THE EXERCISE: Can you render the records, from the very first line through the line containing "event-marker-icon[interactable]: ✱ — [1475, 84, 1490, 106]", as a JSON list of strings, one string per line, with blank lines left out?

RECORDS FOR THIS TASK:
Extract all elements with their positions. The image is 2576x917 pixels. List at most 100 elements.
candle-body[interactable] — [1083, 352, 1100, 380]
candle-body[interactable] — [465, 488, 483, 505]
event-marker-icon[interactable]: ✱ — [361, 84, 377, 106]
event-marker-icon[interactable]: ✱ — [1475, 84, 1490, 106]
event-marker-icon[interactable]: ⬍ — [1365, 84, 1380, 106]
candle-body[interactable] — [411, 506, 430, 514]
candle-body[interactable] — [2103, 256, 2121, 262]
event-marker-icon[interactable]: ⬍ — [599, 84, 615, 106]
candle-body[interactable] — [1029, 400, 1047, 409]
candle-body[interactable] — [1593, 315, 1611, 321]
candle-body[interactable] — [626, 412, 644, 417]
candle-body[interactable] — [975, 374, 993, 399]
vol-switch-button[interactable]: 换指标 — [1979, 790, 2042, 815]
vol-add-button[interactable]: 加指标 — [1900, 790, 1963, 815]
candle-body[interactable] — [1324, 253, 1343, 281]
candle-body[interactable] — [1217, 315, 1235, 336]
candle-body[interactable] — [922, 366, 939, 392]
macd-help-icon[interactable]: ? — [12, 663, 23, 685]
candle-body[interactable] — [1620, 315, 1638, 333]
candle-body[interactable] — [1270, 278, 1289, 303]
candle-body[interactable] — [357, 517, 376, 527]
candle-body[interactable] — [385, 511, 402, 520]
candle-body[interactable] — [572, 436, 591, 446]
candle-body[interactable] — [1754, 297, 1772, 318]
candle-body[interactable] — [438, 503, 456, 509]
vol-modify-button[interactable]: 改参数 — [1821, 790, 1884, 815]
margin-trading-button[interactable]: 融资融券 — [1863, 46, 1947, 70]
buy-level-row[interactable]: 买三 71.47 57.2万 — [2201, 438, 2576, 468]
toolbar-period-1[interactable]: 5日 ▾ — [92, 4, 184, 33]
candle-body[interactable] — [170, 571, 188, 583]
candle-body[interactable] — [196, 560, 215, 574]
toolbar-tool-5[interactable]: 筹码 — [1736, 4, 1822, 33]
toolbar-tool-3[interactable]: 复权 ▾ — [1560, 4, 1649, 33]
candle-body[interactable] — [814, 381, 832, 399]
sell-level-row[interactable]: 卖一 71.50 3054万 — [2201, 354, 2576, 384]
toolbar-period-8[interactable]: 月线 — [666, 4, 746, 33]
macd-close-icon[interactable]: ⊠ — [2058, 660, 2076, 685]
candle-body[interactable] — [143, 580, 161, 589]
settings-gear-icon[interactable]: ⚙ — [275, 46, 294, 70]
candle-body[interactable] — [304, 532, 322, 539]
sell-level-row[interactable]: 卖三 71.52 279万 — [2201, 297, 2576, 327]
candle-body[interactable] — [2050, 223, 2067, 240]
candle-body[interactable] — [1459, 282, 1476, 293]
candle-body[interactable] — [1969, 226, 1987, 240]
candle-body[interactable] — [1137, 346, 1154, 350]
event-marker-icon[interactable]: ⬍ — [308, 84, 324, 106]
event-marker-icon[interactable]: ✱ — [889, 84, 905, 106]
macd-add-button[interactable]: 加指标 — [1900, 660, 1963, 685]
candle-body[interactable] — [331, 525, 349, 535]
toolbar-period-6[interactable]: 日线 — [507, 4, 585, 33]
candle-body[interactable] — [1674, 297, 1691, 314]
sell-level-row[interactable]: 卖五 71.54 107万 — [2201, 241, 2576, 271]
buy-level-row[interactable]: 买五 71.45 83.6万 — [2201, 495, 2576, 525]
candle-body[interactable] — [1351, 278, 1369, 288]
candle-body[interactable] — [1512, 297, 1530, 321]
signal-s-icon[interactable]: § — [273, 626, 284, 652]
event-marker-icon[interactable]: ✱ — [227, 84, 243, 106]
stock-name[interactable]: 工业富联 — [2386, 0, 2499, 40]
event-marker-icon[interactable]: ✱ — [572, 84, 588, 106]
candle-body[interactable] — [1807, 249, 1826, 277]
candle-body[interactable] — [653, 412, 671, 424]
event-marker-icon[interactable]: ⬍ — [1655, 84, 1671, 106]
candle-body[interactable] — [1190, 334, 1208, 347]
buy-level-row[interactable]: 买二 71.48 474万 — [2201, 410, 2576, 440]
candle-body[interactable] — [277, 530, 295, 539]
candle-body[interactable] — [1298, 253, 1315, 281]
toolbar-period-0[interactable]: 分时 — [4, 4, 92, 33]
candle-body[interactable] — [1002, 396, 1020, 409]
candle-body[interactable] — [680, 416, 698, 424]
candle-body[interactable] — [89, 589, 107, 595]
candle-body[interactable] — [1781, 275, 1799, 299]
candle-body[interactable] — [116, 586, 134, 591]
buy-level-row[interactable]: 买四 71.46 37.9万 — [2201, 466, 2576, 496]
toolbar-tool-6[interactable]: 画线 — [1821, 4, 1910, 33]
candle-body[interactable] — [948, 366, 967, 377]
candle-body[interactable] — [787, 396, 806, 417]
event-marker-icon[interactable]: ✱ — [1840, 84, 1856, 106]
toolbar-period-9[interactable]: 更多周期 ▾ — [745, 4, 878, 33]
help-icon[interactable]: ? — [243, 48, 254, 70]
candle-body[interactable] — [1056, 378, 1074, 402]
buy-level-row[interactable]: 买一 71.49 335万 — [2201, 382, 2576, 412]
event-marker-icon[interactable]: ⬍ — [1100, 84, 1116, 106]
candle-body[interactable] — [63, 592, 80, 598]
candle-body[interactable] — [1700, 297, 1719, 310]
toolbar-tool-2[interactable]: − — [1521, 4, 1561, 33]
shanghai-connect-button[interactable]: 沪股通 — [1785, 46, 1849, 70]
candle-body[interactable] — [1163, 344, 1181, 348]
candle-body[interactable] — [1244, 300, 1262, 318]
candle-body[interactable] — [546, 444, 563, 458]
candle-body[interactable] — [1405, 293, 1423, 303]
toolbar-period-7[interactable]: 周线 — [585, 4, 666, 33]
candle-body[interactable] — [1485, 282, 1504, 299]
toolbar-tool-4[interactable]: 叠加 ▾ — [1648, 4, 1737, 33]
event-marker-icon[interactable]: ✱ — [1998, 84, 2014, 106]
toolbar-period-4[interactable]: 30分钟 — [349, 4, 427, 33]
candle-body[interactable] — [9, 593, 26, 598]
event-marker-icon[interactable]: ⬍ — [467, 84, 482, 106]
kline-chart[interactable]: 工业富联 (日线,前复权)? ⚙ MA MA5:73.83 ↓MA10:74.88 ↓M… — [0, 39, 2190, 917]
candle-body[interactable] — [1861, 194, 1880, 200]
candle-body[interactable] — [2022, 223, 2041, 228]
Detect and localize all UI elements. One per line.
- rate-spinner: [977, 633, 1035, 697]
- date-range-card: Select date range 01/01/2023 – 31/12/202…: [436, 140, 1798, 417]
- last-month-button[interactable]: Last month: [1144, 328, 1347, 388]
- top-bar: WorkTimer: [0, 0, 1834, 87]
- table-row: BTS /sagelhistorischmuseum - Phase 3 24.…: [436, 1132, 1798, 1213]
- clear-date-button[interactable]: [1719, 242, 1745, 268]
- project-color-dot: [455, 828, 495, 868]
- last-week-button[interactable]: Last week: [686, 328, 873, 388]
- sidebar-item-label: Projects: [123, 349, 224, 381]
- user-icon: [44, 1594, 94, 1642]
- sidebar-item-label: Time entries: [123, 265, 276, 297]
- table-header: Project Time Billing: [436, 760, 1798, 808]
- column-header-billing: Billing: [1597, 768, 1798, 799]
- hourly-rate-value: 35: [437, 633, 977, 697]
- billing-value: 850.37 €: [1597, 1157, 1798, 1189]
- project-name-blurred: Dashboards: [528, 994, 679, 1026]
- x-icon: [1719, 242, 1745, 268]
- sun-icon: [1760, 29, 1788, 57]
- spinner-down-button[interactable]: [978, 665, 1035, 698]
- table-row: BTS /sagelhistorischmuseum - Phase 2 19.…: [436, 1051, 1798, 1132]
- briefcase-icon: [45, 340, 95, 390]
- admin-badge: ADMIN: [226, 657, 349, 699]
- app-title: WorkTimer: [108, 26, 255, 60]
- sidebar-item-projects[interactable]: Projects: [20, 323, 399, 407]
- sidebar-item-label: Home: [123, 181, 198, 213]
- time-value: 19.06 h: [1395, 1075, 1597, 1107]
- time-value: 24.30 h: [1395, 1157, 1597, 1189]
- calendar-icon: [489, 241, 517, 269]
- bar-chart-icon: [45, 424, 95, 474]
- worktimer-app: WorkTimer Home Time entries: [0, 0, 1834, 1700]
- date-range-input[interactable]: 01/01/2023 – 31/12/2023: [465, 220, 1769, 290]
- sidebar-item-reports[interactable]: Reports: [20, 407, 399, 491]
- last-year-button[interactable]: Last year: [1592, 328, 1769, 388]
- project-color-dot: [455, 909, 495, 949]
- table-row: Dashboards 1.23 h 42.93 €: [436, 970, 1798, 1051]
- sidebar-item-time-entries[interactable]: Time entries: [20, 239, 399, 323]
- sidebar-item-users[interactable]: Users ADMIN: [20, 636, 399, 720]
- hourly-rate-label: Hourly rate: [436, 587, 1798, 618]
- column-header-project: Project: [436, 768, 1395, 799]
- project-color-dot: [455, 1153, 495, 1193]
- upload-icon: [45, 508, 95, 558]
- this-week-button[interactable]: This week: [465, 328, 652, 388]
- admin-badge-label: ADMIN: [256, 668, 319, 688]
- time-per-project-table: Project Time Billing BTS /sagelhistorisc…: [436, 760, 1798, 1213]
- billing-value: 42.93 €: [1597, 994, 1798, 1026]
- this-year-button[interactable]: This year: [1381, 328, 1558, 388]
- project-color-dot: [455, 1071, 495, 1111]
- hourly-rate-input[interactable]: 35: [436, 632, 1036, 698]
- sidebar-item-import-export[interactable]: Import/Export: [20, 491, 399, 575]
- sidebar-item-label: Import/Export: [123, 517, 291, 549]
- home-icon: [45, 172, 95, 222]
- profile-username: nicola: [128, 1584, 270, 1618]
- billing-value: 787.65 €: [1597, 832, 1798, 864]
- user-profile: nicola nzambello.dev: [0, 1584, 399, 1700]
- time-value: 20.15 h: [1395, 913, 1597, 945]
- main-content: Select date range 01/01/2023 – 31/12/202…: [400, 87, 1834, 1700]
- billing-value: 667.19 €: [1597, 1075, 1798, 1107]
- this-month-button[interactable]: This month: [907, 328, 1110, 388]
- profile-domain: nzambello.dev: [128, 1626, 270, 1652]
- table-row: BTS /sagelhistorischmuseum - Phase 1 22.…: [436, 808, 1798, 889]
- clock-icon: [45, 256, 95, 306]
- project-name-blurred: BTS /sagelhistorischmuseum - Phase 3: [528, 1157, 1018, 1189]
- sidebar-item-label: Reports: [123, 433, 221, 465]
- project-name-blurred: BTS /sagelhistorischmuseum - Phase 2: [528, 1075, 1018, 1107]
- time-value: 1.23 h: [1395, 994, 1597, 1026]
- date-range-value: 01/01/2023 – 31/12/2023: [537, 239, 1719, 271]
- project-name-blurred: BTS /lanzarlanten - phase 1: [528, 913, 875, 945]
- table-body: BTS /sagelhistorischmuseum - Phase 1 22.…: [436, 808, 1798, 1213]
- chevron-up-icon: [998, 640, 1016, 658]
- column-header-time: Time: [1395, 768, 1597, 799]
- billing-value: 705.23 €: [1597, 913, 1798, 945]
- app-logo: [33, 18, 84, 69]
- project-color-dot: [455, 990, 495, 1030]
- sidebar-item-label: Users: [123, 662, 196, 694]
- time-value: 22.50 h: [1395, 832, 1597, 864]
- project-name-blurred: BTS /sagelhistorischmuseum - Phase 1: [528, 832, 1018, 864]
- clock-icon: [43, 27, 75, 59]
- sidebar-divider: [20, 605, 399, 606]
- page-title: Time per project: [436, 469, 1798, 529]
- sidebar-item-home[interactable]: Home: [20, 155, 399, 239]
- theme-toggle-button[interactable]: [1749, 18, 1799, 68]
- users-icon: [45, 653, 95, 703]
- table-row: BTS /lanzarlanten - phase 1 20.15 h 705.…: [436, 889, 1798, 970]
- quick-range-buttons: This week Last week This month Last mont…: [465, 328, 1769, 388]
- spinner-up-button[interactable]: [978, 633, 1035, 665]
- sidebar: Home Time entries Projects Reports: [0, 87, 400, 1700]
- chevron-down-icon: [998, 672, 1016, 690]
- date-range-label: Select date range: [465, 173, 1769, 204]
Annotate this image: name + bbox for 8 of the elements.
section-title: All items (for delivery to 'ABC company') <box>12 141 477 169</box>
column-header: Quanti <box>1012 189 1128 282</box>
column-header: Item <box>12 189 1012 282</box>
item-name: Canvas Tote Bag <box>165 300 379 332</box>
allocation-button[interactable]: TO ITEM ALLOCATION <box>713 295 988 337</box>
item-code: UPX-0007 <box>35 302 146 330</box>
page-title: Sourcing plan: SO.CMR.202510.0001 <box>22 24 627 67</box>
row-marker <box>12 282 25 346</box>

ANSWER FOR THE TASK:
[
  "Extract all elements with their positions. The image is 2576x917 pixels. List at most 100 elements.",
  "candle-body[interactable] — [1083, 352, 1100, 380]",
  "candle-body[interactable] — [465, 488, 483, 505]",
  "event-marker-icon[interactable]: ✱ — [361, 84, 377, 106]",
  "event-marker-icon[interactable]: ✱ — [1475, 84, 1490, 106]"
]